■ The exercise ■
In full and without alteration, give the listing again.
----------------------------------------
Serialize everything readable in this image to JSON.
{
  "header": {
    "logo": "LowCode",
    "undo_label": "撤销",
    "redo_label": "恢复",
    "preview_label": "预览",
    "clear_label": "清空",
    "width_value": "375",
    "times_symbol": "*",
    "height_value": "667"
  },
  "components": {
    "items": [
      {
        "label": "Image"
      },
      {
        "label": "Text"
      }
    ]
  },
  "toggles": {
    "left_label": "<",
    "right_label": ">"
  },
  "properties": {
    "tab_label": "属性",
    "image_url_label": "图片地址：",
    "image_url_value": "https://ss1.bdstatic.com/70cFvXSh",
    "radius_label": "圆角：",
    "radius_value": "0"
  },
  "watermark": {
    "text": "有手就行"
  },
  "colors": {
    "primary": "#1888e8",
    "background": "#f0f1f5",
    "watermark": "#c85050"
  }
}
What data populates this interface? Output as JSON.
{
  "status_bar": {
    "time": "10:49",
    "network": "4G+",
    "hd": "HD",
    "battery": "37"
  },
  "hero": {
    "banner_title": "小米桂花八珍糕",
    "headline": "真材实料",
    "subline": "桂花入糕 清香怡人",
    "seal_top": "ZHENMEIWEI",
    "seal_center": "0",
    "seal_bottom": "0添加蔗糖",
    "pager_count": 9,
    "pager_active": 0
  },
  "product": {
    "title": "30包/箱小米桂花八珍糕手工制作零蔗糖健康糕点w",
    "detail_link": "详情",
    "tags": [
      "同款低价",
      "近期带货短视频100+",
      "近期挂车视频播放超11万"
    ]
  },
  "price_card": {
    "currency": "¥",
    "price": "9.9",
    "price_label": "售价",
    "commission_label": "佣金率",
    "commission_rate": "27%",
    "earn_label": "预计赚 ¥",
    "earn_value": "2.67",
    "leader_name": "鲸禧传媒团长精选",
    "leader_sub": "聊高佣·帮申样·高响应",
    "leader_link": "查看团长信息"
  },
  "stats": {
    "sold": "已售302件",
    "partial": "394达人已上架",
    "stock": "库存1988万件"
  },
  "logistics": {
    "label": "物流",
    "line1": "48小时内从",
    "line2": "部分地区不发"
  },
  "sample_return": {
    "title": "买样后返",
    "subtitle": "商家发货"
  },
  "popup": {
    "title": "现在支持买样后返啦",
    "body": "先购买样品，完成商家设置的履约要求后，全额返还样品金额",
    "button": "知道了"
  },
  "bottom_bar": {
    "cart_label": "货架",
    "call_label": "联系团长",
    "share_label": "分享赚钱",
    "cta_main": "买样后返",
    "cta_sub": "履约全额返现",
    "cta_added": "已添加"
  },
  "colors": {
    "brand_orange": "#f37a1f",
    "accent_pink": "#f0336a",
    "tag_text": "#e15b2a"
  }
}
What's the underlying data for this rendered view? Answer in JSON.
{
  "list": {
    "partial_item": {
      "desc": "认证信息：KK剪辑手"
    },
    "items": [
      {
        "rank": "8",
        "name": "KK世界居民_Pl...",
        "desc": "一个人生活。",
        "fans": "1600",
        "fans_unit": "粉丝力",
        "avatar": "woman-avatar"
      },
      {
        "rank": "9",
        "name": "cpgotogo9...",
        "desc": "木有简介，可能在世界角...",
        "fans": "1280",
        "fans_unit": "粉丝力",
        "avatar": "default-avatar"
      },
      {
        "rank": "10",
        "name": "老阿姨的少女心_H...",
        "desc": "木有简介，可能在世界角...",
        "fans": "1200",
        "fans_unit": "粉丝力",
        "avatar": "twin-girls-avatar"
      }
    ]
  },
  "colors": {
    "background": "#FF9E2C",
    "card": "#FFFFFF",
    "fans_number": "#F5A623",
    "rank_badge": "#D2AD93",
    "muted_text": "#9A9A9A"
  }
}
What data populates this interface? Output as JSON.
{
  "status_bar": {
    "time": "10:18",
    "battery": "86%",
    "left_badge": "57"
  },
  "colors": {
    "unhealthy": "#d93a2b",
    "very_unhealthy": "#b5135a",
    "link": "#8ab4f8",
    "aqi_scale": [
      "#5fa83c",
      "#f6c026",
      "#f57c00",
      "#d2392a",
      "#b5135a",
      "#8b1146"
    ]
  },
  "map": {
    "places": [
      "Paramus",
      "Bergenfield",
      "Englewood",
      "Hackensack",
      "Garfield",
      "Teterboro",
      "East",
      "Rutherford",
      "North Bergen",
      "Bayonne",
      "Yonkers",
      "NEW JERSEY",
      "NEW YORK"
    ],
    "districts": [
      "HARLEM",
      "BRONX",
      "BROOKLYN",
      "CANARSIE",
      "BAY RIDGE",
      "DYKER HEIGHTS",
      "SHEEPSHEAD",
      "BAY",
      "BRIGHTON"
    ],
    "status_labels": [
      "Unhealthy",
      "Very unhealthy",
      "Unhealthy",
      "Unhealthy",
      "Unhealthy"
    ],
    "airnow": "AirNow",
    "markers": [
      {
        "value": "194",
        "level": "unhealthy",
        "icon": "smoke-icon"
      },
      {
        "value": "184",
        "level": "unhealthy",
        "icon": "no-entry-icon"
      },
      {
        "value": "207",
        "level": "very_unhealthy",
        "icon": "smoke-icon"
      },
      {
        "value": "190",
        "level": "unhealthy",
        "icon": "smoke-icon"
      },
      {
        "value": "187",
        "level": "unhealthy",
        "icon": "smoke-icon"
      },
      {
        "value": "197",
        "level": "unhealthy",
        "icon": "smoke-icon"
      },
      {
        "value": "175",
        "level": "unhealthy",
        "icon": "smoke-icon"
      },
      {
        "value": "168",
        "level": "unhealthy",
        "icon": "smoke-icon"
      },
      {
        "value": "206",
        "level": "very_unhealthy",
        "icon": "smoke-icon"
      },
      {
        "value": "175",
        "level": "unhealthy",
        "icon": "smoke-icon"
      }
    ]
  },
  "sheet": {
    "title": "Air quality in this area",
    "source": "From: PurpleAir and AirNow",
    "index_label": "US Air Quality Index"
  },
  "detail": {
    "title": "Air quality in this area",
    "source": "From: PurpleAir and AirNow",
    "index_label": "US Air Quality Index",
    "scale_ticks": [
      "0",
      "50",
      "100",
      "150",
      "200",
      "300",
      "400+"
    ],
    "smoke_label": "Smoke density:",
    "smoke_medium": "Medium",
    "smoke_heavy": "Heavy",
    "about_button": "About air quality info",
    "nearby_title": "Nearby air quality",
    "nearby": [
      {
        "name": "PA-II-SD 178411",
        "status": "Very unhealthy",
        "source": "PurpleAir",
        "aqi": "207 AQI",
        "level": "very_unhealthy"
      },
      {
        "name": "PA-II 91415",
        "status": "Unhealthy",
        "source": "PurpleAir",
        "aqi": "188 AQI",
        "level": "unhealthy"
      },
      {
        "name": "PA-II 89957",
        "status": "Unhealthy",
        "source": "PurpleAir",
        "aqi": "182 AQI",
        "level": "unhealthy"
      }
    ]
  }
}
----------------------------------------
■ Response ■
Serialize everything readable in this image to JSON.
{
  "header": {
    "logo": "LowCode",
    "undo_label": "撤销",
    "redo_label": "恢复",
    "preview_label": "预览",
    "clear_label": "清空",
    "width_value": "375",
    "times_symbol": "*",
    "height_value": "667"
  },
  "components": {
    "items": [
      {
        "label": "Image"
      },
      {
        "label": "Text"
      }
    ]
  },
  "toggles": {
    "left_label": "<",
    "right_label": ">"
  },
  "properties": {
    "tab_label": "属性",
    "image_url_label": "图片地址：",
    "image_url_value": "https://ss1.bdstatic.com/70cFvXSh",
    "radius_label": "圆角：",
    "radius_value": "0"
  },
  "watermark": {
    "text": "有手就行"
  },
  "colors": {
    "primary": "#1888e8",
    "background": "#f0f1f5",
    "watermark": "#c85050"
  }
}
What data populates this interface? Output as JSON.
{
  "status_bar": {
    "time": "10:49",
    "network": "4G+",
    "hd": "HD",
    "battery": "37"
  },
  "hero": {
    "banner_title": "小米桂花八珍糕",
    "headline": "真材实料",
    "subline": "桂花入糕 清香怡人",
    "seal_top": "ZHENMEIWEI",
    "seal_center": "0",
    "seal_bottom": "0添加蔗糖",
    "pager_count": 9,
    "pager_active": 0
  },
  "product": {
    "title": "30包/箱小米桂花八珍糕手工制作零蔗糖健康糕点w",
    "detail_link": "详情",
    "tags": [
      "同款低价",
      "近期带货短视频100+",
      "近期挂车视频播放超11万"
    ]
  },
  "price_card": {
    "currency": "¥",
    "price": "9.9",
    "price_label": "售价",
    "commission_label": "佣金率",
    "commission_rate": "27%",
    "earn_label": "预计赚 ¥",
    "earn_value": "2.67",
    "leader_name": "鲸禧传媒团长精选",
    "leader_sub": "聊高佣·帮申样·高响应",
    "leader_link": "查看团长信息"
  },
  "stats": {
    "sold": "已售302件",
    "partial": "394达人已上架",
    "stock": "库存1988万件"
  },
  "logistics": {
    "label": "物流",
    "line1": "48小时内从",
    "line2": "部分地区不发"
  },
  "sample_return": {
    "title": "买样后返",
    "subtitle": "商家发货"
  },
  "popup": {
    "title": "现在支持买样后返啦",
    "body": "先购买样品，完成商家设置的履约要求后，全额返还样品金额",
    "button": "知道了"
  },
  "bottom_bar": {
    "cart_label": "货架",
    "call_label": "联系团长",
    "share_label": "分享赚钱",
    "cta_main": "买样后返",
    "cta_sub": "履约全额返现",
    "cta_added": "已添加"
  },
  "colors": {
    "brand_orange": "#f37a1f",
    "accent_pink": "#f0336a",
    "tag_text": "#e15b2a"
  }
}
What's the underlying data for this rendered view? Answer in JSON.
{
  "list": {
    "partial_item": {
      "desc": "认证信息：KK剪辑手"
    },
    "items": [
      {
        "rank": "8",
        "name": "KK世界居民_Pl...",
        "desc": "一个人生活。",
        "fans": "1600",
        "fans_unit": "粉丝力",
        "avatar": "woman-avatar"
      },
      {
        "rank": "9",
        "name": "cpgotogo9...",
        "desc": "木有简介，可能在世界角...",
        "fans": "1280",
        "fans_unit": "粉丝力",
        "avatar": "default-avatar"
      },
      {
        "rank": "10",
        "name": "老阿姨的少女心_H...",
        "desc": "木有简介，可能在世界角...",
        "fans": "1200",
        "fans_unit": "粉丝力",
        "avatar": "twin-girls-avatar"
      }
    ]
  },
  "colors": {
    "background": "#FF9E2C",
    "card": "#FFFFFF",
    "fans_number": "#F5A623",
    "rank_badge": "#D2AD93",
    "muted_text": "#9A9A9A"
  }
}
What data populates this interface? Output as JSON.
{
  "status_bar": {
    "time": "10:18",
    "battery": "86%",
    "left_badge": "57"
  },
  "colors": {
    "unhealthy": "#d93a2b",
    "very_unhealthy": "#b5135a",
    "link": "#8ab4f8",
    "aqi_scale": [
      "#5fa83c",
      "#f6c026",
      "#f57c00",
      "#d2392a",
      "#b5135a",
      "#8b1146"
    ]
  },
  "map": {
    "places": [
      "Paramus",
      "Bergenfield",
      "Englewood",
      "Hackensack",
      "Garfield",
      "Teterboro",
      "East",
      "Rutherford",
      "North Bergen",
      "Bayonne",
      "Yonkers",
      "NEW JERSEY",
      "NEW YORK"
    ],
    "districts": [
      "HARLEM",
      "BRONX",
      "BROOKLYN",
      "CANARSIE",
      "BAY RIDGE",
      "DYKER HEIGHTS",
      "SHEEPSHEAD",
      "BAY",
      "BRIGHTON"
    ],
    "status_labels": [
      "Unhealthy",
      "Very unhealthy",
      "Unhealthy",
      "Unhealthy",
      "Unhealthy"
    ],
    "airnow": "AirNow",
    "markers": [
      {
        "value": "194",
        "level": "unhealthy",
        "icon": "smoke-icon"
      },
      {
        "value": "184",
        "level": "unhealthy",
        "icon": "no-entry-icon"
      },
      {
        "value": "207",
        "level": "very_unhealthy",
        "icon": "smoke-icon"
      },
      {
        "value": "190",
        "level": "unhealthy",
        "icon": "smoke-icon"
      },
      {
        "value": "187",
        "level": "unhealthy",
        "icon": "smoke-icon"
      },
      {
        "value": "197",
        "level": "unhealthy",
        "icon": "smoke-icon"
      },
      {
        "value": "175",
        "level": "unhealthy",
        "icon": "smoke-icon"
      },
      {
        "value": "168",
        "level": "unhealthy",
        "icon": "smoke-icon"
      },
      {
        "value": "206",
        "level": "very_unhealthy",
        "icon": "smoke-icon"
      },
      {
        "value": "175",
        "level": "unhealthy",
        "icon": "smoke-icon"
      }
    ]
  },
  "sheet": {
    "title": "Air quality in this area",
    "source": "From: PurpleAir and AirNow",
    "index_label": "US Air Quality Index"
  },
  "detail": {
    "title": "Air quality in this area",
    "source": "From: PurpleAir and AirNow",
    "index_label": "US Air Quality Index",
    "scale_ticks": [
      "0",
      "50",
      "100",
      "150",
      "200",
      "300",
      "400+"
    ],
    "smoke_label": "Smoke density:",
    "smoke_medium": "Medium",
    "smoke_heavy": "Heavy",
    "about_button": "About air quality info",
    "nearby_title": "Nearby air quality",
    "nearby": [
      {
        "name": "PA-II-SD 178411",
        "status": "Very unhealthy",
        "source": "PurpleAir",
        "aqi": "207 AQI",
        "level": "very_unhealthy"
      },
      {
        "name": "PA-II 91415",
        "status": "Unhealthy",
        "source": "PurpleAir",
        "aqi": "188 AQI",
        "level": "unhealthy"
      },
      {
        "name": "PA-II 89957",
        "status": "Unhealthy",
        "source": "PurpleAir",
        "aqi": "182 AQI",
        "level": "unhealthy"
      }
    ]
  }
}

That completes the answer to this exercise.